- DESCRIPTION OF THE TASK:
Your task is to repeat all of the material exactly.

(Extracted records)
+++
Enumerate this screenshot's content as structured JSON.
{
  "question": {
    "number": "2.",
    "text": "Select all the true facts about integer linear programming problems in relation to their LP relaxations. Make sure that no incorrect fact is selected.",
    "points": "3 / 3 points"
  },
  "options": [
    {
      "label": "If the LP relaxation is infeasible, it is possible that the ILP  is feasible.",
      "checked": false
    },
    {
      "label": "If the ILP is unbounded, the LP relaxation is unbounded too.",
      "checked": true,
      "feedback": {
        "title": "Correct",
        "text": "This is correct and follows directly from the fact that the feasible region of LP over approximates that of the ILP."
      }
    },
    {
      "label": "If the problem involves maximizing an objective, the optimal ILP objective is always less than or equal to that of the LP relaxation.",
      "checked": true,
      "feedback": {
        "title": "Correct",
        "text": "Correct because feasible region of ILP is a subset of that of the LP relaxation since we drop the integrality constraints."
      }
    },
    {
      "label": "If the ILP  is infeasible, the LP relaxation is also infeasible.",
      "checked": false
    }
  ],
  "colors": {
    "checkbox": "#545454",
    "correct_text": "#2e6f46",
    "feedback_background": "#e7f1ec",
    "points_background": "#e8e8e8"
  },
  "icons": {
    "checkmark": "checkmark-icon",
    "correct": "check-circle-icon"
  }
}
+++
- RESPONSE FOR THIS EXERCISE:
Enumerate this screenshot's content as structured JSON.
{
  "question": {
    "number": "2.",
    "text": "Select all the true facts about integer linear programming problems in relation to their LP relaxations. Make sure that no incorrect fact is selected.",
    "points": "3 / 3 points"
  },
  "options": [
    {
      "label": "If the LP relaxation is infeasible, it is possible that the ILP  is feasible.",
      "checked": false
    },
    {
      "label": "If the ILP is unbounded, the LP relaxation is unbounded too.",
      "checked": true,
      "feedback": {
        "title": "Correct",
        "text": "This is correct and follows directly from the fact that the feasible region of LP over approximates that of the ILP."
      }
    },
    {
      "label": "If the problem involves maximizing an objective, the optimal ILP objective is always less than or equal to that of the LP relaxation.",
      "checked": true,
      "feedback": {
        "title": "Correct",
        "text": "Correct because feasible region of ILP is a subset of that of the LP relaxation since we drop the integrality constraints."
      }
    },
    {
      "label": "If the ILP  is infeasible, the LP relaxation is also infeasible.",
      "checked": false
    }
  ],
  "colors": {
    "checkbox": "#545454",
    "correct_text": "#2e6f46",
    "feedback_background": "#e7f1ec",
    "points_background": "#e8e8e8"
  },
  "icons": {
    "checkmark": "checkmark-icon",
    "correct": "check-circle-icon"
  }
}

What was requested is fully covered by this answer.